# PROBLEM TO SOLVE:
Return all lines that include the string "质量体系".

# RECORDS SHOWN:

--- --- ---

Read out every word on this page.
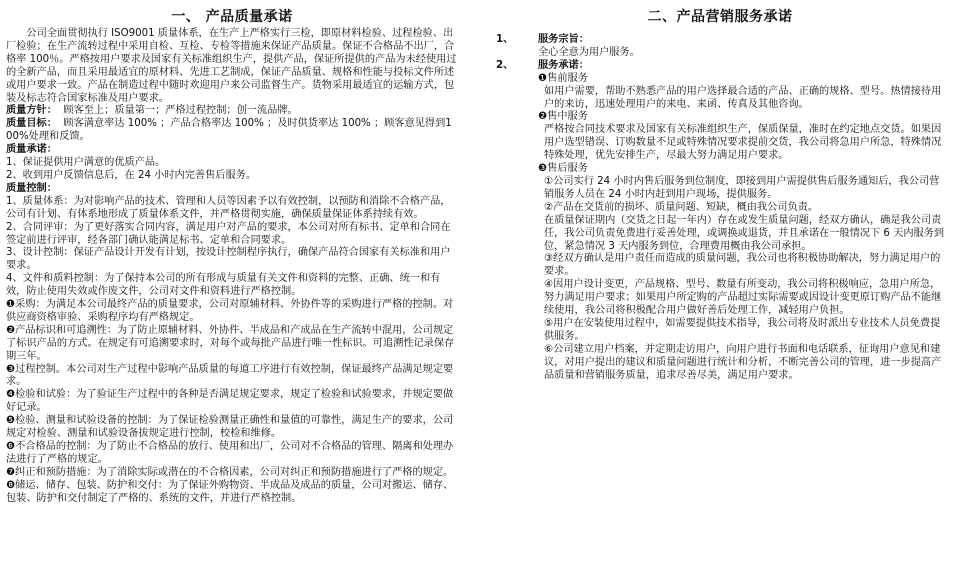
一、 产品质量承诺

公司全面贯彻执行 ISO9001 质量体系，在生产上严格实行三检，即原材料检验、过程检验、出厂检验；在生产流转过程中采用自检、互检、专检等措施来保证产品质量。保证不合格品不出厂，合格率 100％。严格按用户要求及国家有关标准组织生产，提供产品，保证所提供的产品为未经使用过的全新产品，而且采用最适宜的原材料、先进工艺制成，保证产品质量、规格和性能与投标文件所述或用户要求一致。产品在制造过程中随时欢迎用户来公司监督生产。货物采用最适宜的运输方式，包装及标志符合国家标准及用户要求。

质量方针： 顾客至上；质量第一；严格过程控制；创一流品牌。

质量目标： 顾客满意率达 100% ；产品合格率达 100% ；及时供货率达 100% ；顾客意见得到100%处理和反馈。

质量承诺：

1、保证提供用户满意的优质产品。

2、收到用户反馈信息后，在 24 小时内完善售后服务。

质量控制：

1、质量体系：为对影响产品的技术、管理和人员等因素予以有效控制，以预防和消除不合格产品，公司有计划、有体系地形成了质量体系文件，并严格贯彻实施，确保质量保证体系持续有效。

2、合同评审：为了更好落实合同内容，满足用户对产品的要求，本公司对所有标书、定单和合同在签定前进行评审，经各部门确认能满足标书、定单和合同要求。

3、设计控制：保证产品设计开发有计划，按设计控制程序执行，确保产品符合国家有关标准和用户要求。

4、文件和质料控制：为了保持本公司的所有形成与质量有关文件和资料的完整、正确、统一和有效，防止使用失效或作废文件，公司对文件和资料进行严格控制。

❶采购：为满足本公司最终产品的质量要求，公司对原辅材料、外协件等的采购进行严格的控制。对供应商资格审验、采购程序均有严格规定。

❷产品标识和可追溯性：为了防止原辅材料、外协件、半成品和产成品在生产流转中混用，公司规定了标识产品的方式。在规定有可追溯要求时，对每个或每批产品进行唯一性标识。可追溯性记录保存期三年。

❸过程控制。本公司对生产过程中影响产品质量的每道工序进行有效控制，保证最终产品满足规定要求。

❹检验和试验：为了验证生产过程中的各种是否满足规定要求，规定了检验和试验要求，并规定要做好记录。

❺检验、测量和试验设备的控制：为了保证检验测量正确性和量值的可靠性，满足生产的要求，公司规定对检验、测量和试验设备拔规定进行控制，校检和维修。

❻不合格品的控制：为了防止不合格品的放行、使用和出厂，公司对不合格品的管理、隔离和处理办法进行了严格的规定。

❼纠正和预防措施：为了消除实际或潜在的不合格因素，公司对纠正和预防措施进行了严格的规定。

❽储运、储存、包装、防护和交付：为了保证外购物资、半成品及成品的质量，公司对搬运、储存、包装、防护和交付制定了严格的、系统的文件，并进行严格控制。

二、产品营销服务承诺
1、	服务宗旨：

全心全意为用户服务。

2、	服务承诺：

❶售前服务

如用户需要，帮助不熟悉产品的用户选择最合适的产品、正确的规格、型号。热情接待用户的来访，迅速处理用户的来电、来函、传真及其他咨询。

❷售中服务

严格按合同技术要求及国家有关标准组织生产，保质保量，准时在约定地点交货。如果因用户选型错误、订购数量不足或特殊情况要求提前交货，我公司将急用户所急，特殊情况特殊处理，优先安排生产，尽最大努力满足用户要求。

❸售后服务

①公司实行 24 小时内售后服务到位制度，即接到用户需提供售后服务通知后，我公司营销服务人员在 24 小时内赶到用户现场，提供服务。

②产品在交货前的损坏、质量问题、短缺，概由我公司负责。

在质量保证期内（交货之日起一年内）存在或发生质量问题，经双方确认，确是我公司责任，我公司负责免费进行妥善处理，或调换或退货，并且承诺在一般情况下 6 天内服务到位，紧急情况 3 天内服务到位，合理费用概由我公司承担。

③经双方确认是用户责任而造成的质量问题，我公司也将积极协助解决，努力满足用户的要求。

④因用户设计变更，产品规格、型号、数量有所变动，我公司将积极响应，急用户所急，努力满足用户要求；如果用户所定购的产品超过实际需要或因设计变更原订购产品不能继续使用，我公司将积极配合用户做好善后处理工作，减轻用户负担。

⑤用户在安装使用过程中，如需要提供技术指导，我公司将及时派出专业技术人员免费提供服务。

⑥公司建立用户档案，并定期走访用户，向用户进行书面和电话联系，征询用户意见和建议，对用户提出的建议和质量问题进行统计和分析，不断完善公司的管理，进一步提高产品质量和营销服务质量，追求尽善尽美，满足用户要求。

--- --- ---

# SOLUTION:
公司全面贯彻执行 ISO9001 质量体系，在生产上严格实行三检，即原材料检验、过程检验、出厂检验；在生产流转过程中采用自检、互检、专检等措施来保证产品质量。保证不合格品不出厂，合格率 100％。严格按用户要求及国家有关标准组织生产，提供产品，保证所提供的产品为未经使用过的全新产品，而且采用最适宜的原材料、先进工艺制成，保证产品质量、规格和性能与投标文件所述或用户要求一致。产品在制造过程中随时欢迎用户来公司监督生产。货物采用最适宜的运输方式，包装及标志符合国家标准及用户要求。
1、质量体系：为对影响产品的技术、管理和人员等因素予以有效控制，以预防和消除不合格产品，公司有计划、有体系地形成了质量体系文件，并严格贯彻实施，确保质量保证体系持续有效。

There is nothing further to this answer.